Word for word, retype every entry in the listing.
** start GIVEN DATA **
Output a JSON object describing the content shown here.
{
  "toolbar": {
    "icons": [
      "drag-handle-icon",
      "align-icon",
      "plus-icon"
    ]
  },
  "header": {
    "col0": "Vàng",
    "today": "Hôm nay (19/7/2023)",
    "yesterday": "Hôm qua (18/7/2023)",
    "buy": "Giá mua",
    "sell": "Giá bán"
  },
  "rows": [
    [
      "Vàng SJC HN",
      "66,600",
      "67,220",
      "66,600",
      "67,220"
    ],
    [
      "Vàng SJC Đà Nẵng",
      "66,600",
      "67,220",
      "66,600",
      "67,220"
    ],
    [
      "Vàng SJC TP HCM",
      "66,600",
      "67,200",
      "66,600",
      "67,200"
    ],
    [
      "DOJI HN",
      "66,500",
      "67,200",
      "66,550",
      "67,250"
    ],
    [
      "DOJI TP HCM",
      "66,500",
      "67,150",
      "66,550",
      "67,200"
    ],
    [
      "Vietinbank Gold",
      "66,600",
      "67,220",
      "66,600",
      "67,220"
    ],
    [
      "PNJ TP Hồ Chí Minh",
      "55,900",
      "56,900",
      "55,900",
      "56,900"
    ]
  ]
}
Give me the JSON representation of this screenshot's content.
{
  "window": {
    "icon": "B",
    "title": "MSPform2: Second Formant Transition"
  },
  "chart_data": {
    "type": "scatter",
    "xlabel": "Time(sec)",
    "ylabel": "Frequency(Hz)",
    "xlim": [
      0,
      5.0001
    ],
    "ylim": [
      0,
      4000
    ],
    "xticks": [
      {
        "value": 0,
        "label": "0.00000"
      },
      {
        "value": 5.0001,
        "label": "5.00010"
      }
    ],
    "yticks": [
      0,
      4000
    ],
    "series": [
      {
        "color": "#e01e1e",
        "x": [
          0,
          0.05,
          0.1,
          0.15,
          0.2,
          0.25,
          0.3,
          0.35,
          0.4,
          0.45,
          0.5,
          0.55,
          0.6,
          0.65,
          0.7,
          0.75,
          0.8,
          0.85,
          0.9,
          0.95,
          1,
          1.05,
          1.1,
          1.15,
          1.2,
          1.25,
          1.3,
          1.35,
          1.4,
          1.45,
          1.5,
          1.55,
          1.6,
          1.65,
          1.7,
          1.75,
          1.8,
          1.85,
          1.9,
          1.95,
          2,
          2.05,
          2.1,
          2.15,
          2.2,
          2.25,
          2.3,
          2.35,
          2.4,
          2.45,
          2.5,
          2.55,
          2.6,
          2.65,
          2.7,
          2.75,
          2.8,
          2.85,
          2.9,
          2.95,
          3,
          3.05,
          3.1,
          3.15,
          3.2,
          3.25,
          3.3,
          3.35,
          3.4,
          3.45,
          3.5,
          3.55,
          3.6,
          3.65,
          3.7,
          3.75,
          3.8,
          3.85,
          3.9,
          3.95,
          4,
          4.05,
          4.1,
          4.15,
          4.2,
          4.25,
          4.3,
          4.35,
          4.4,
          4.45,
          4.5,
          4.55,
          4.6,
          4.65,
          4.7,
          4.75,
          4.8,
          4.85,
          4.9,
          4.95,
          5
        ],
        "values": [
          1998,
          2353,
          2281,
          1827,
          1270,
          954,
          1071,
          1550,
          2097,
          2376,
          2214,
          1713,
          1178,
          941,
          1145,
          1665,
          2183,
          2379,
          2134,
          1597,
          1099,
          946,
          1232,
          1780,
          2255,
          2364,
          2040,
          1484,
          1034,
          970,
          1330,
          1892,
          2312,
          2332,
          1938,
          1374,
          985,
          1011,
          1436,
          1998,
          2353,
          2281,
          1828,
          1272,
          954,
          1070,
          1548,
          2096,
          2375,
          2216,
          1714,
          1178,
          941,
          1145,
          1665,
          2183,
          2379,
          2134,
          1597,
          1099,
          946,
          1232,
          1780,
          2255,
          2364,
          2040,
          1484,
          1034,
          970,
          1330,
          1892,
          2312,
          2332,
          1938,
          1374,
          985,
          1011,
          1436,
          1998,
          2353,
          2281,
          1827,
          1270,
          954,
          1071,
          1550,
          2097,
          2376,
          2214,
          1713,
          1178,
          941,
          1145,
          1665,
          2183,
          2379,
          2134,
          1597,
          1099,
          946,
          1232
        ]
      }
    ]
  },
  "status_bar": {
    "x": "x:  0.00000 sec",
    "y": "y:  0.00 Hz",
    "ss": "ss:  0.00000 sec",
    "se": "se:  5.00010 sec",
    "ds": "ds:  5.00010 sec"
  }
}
** end GIVEN DATA **
ANSWER IN FULL —
Output a JSON object describing the content shown here.
{
  "toolbar": {
    "icons": [
      "drag-handle-icon",
      "align-icon",
      "plus-icon"
    ]
  },
  "header": {
    "col0": "Vàng",
    "today": "Hôm nay (19/7/2023)",
    "yesterday": "Hôm qua (18/7/2023)",
    "buy": "Giá mua",
    "sell": "Giá bán"
  },
  "rows": [
    [
      "Vàng SJC HN",
      "66,600",
      "67,220",
      "66,600",
      "67,220"
    ],
    [
      "Vàng SJC Đà Nẵng",
      "66,600",
      "67,220",
      "66,600",
      "67,220"
    ],
    [
      "Vàng SJC TP HCM",
      "66,600",
      "67,200",
      "66,600",
      "67,200"
    ],
    [
      "DOJI HN",
      "66,500",
      "67,200",
      "66,550",
      "67,250"
    ],
    [
      "DOJI TP HCM",
      "66,500",
      "67,150",
      "66,550",
      "67,200"
    ],
    [
      "Vietinbank Gold",
      "66,600",
      "67,220",
      "66,600",
      "67,220"
    ],
    [
      "PNJ TP Hồ Chí Minh",
      "55,900",
      "56,900",
      "55,900",
      "56,900"
    ]
  ]
}
Give me the JSON representation of this screenshot's content.
{
  "window": {
    "icon": "B",
    "title": "MSPform2: Second Formant Transition"
  },
  "chart_data": {
    "type": "scatter",
    "xlabel": "Time(sec)",
    "ylabel": "Frequency(Hz)",
    "xlim": [
      0,
      5.0001
    ],
    "ylim": [
      0,
      4000
    ],
    "xticks": [
      {
        "value": 0,
        "label": "0.00000"
      },
      {
        "value": 5.0001,
        "label": "5.00010"
      }
    ],
    "yticks": [
      0,
      4000
    ],
    "series": [
      {
        "color": "#e01e1e",
        "x": [
          0,
          0.05,
          0.1,
          0.15,
          0.2,
          0.25,
          0.3,
          0.35,
          0.4,
          0.45,
          0.5,
          0.55,
          0.6,
          0.65,
          0.7,
          0.75,
          0.8,
          0.85,
          0.9,
          0.95,
          1,
          1.05,
          1.1,
          1.15,
          1.2,
          1.25,
          1.3,
          1.35,
          1.4,
          1.45,
          1.5,
          1.55,
          1.6,
          1.65,
          1.7,
          1.75,
          1.8,
          1.85,
          1.9,
          1.95,
          2,
          2.05,
          2.1,
          2.15,
          2.2,
          2.25,
          2.3,
          2.35,
          2.4,
          2.45,
          2.5,
          2.55,
          2.6,
          2.65,
          2.7,
          2.75,
          2.8,
          2.85,
          2.9,
          2.95,
          3,
          3.05,
          3.1,
          3.15,
          3.2,
          3.25,
          3.3,
          3.35,
          3.4,
          3.45,
          3.5,
          3.55,
          3.6,
          3.65,
          3.7,
          3.75,
          3.8,
          3.85,
          3.9,
          3.95,
          4,
          4.05,
          4.1,
          4.15,
          4.2,
          4.25,
          4.3,
          4.35,
          4.4,
          4.45,
          4.5,
          4.55,
          4.6,
          4.65,
          4.7,
          4.75,
          4.8,
          4.85,
          4.9,
          4.95,
          5
        ],
        "values": [
          1998,
          2353,
          2281,
          1827,
          1270,
          954,
          1071,
          1550,
          2097,
          2376,
          2214,
          1713,
          1178,
          941,
          1145,
          1665,
          2183,
          2379,
          2134,
          1597,
          1099,
          946,
          1232,
          1780,
          2255,
          2364,
          2040,
          1484,
          1034,
          970,
          1330,
          1892,
          2312,
          2332,
          1938,
          1374,
          985,
          1011,
          1436,
          1998,
          2353,
          2281,
          1828,
          1272,
          954,
          1070,
          1548,
          2096,
          2375,
          2216,
          1714,
          1178,
          941,
          1145,
          1665,
          2183,
          2379,
          2134,
          1597,
          1099,
          946,
          1232,
          1780,
          2255,
          2364,
          2040,
          1484,
          1034,
          970,
          1330,
          1892,
          2312,
          2332,
          1938,
          1374,
          985,
          1011,
          1436,
          1998,
          2353,
          2281,
          1827,
          1270,
          954,
          1071,
          1550,
          2097,
          2376,
          2214,
          1713,
          1178,
          941,
          1145,
          1665,
          2183,
          2379,
          2134,
          1597,
          1099,
          946,
          1232
        ]
      }
    ]
  },
  "status_bar": {
    "x": "x:  0.00000 sec",
    "y": "y:  0.00 Hz",
    "ss": "ss:  0.00000 sec",
    "se": "se:  5.00010 sec",
    "ds": "ds:  5.00010 sec"
  }
}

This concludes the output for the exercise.